-------- DATA --------

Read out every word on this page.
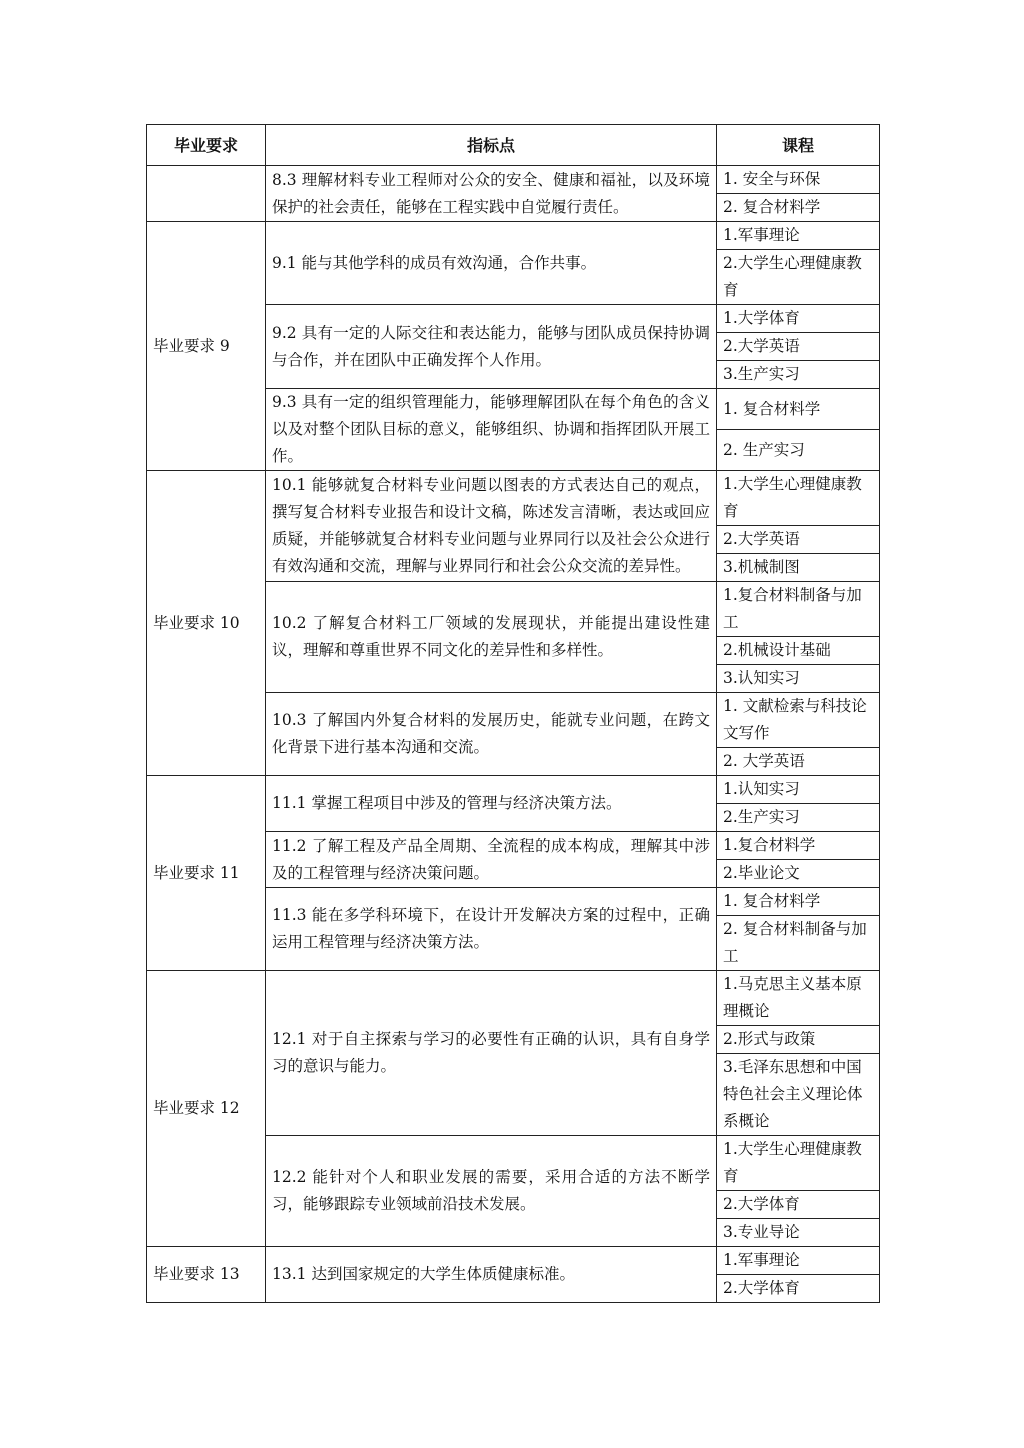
毕业要求	指标点	课程
	8.3 理解材料专业工程师对公众的安全、健康和福祉，以及环境保护的社会责任，能够在工程实践中自觉履行责任。	1. 安全与环保
		2. 复合材料学
毕业要求 9	9.1 能与其他学科的成员有效沟通，合作共事。	1.军事理论
		2.大学生心理健康教育
	9.2 具有一定的人际交往和表达能力，能够与团队成员保持协调与合作，并在团队中正确发挥个人作用。	1.大学体育
		2.大学英语
		3.生产实习
	9.3 具有一定的组织管理能力，能够理解团队在每个角色的含义以及对整个团队目标的意义，能够组织、协调和指挥团队开展工作。	1. 复合材料学
		2. 生产实习
毕业要求 10	10.1 能够就复合材料专业问题以图表的方式表达自己的观点，撰写复合材料专业报告和设计文稿，陈述发言清晰，表达或回应质疑，并能够就复合材料专业问题与业界同行以及社会公众进行有效沟通和交流，理解与业界同行和社会公众交流的差异性。	1.大学生心理健康教育
		2.大学英语
		3.机械制图
	10.2 了解复合材料工厂领域的发展现状，并能提出建设性建议，理解和尊重世界不同文化的差异性和多样性。	1.复合材料制备与加工
		2.机械设计基础
		3.认知实习
	10.3 了解国内外复合材料的发展历史，能就专业问题，在跨文化背景下进行基本沟通和交流。	1. 文献检索与科技论文写作
		2. 大学英语
毕业要求 11	11.1 掌握工程项目中涉及的管理与经济决策方法。	1.认知实习
		2.生产实习
	11.2 了解工程及产品全周期、全流程的成本构成，理解其中涉及的工程管理与经济决策问题。	1.复合材料学
		2.毕业论文
	11.3 能在多学科环境下，在设计开发解决方案的过程中，正确运用工程管理与经济决策方法。	1. 复合材料学
		2. 复合材料制备与加工
毕业要求 12	12.1 对于自主探索与学习的必要性有正确的认识，具有自身学习的意识与能力。	1.马克思主义基本原理概论
		2.形式与政策
		3.毛泽东思想和中国特色社会主义理论体系概论
	12.2 能针对个人和职业发展的需要，采用合适的方法不断学习，能够跟踪专业领域前沿技术发展。	1.大学生心理健康教育
		2.大学体育
		3.专业导论
毕业要求 13	13.1 达到国家规定的大学生体质健康标准。	1.军事理论
		2.大学体育
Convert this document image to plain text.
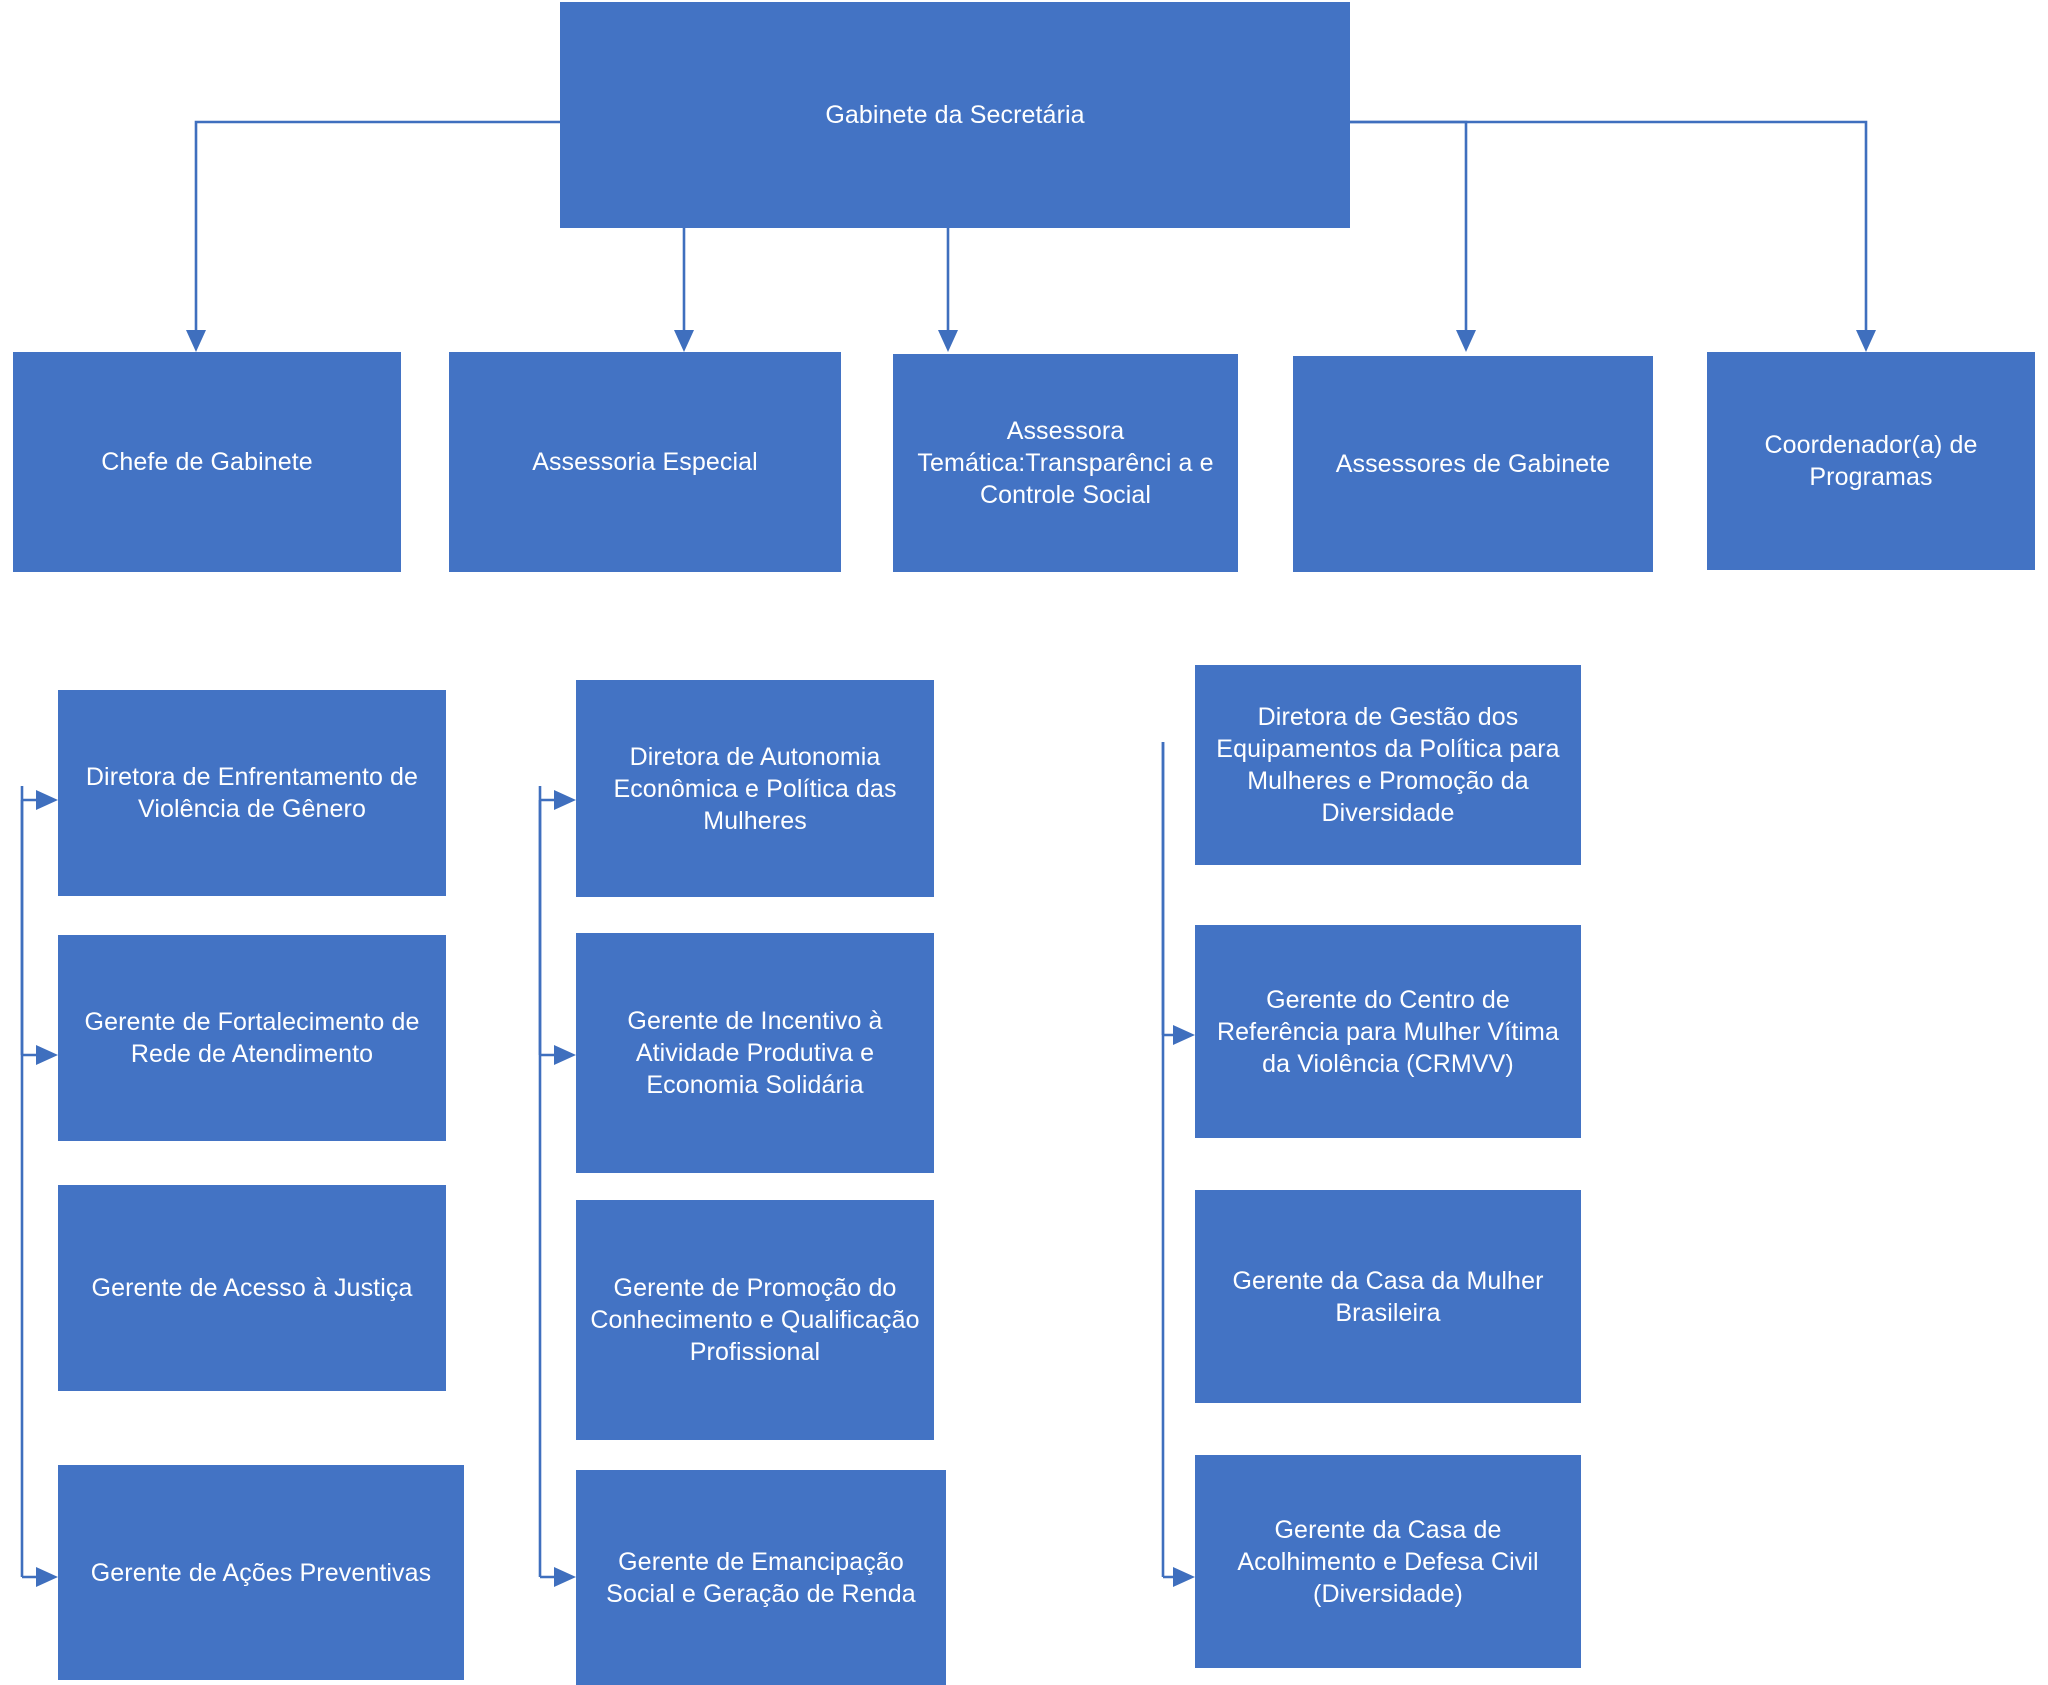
Gabinete da Secretária
Chefe de Gabinete	Assessoria Especial
Assessora Temática:Transparênci a e Controle Social
Assessores de Gabinete
Coordenador(a) de Programas
Diretora de Enfrentamento de Violência de Gênero
Gerente de Fortalecimento de Rede de Atendimento
Gerente de Acesso à Justiça
Gerente de Ações Preventivas
Diretora de Autonomia Econômica e Política das Mulheres
Gerente de Incentivo à Atividade Produtiva e Economia Solidária
Gerente de Promoção do Conhecimento e Qualificação Profissional
Gerente de Emancipação Social e Geração de Renda
Diretora de Gestão dos Equipamentos da Política para Mulheres e Promoção da Diversidade
Gerente do Centro de Referência para Mulher Vítima da Violência (CRMVV)
Gerente da Casa da Mulher Brasileira
Gerente da Casa de Acolhimento e Defesa Civil (Diversidade)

--------

> **WHAT YOU SHOULD DO**: The lines to collect are those holding the string "军事理论"; copy them all.

> **WORKED SOLUTION**:
毕业要求 9	9.1 能与其他学科的成员有效沟通，合作共事。	1.军事理论
毕业要求 13	13.1 达到国家规定的大学生体质健康标准。	1.军事理论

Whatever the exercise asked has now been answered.